• [Exercise prompt]: Pick out every line of the entries below where "this" occurs, and copy those lines.

• [Entries]:
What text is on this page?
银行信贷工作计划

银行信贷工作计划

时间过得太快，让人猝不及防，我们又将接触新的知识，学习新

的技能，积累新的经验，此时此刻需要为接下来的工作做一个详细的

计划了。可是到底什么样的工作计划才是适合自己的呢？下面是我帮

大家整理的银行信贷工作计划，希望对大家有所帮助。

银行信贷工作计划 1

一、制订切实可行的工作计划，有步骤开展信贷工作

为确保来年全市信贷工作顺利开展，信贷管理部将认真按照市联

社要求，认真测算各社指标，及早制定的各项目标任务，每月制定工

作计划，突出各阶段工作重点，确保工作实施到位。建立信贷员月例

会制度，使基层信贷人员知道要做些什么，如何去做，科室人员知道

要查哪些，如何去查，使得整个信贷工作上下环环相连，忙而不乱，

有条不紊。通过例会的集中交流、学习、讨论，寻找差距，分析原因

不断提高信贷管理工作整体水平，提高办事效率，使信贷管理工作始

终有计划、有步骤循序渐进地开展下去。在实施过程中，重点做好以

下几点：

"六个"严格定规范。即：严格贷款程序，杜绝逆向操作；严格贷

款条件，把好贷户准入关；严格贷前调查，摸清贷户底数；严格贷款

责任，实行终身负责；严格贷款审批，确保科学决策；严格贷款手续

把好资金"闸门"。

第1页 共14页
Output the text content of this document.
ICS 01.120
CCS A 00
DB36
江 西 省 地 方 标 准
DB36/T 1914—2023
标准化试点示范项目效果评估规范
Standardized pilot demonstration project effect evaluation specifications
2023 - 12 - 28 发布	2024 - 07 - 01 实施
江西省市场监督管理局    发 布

• [In response]:
What text is on this page?
Output the text content of this document.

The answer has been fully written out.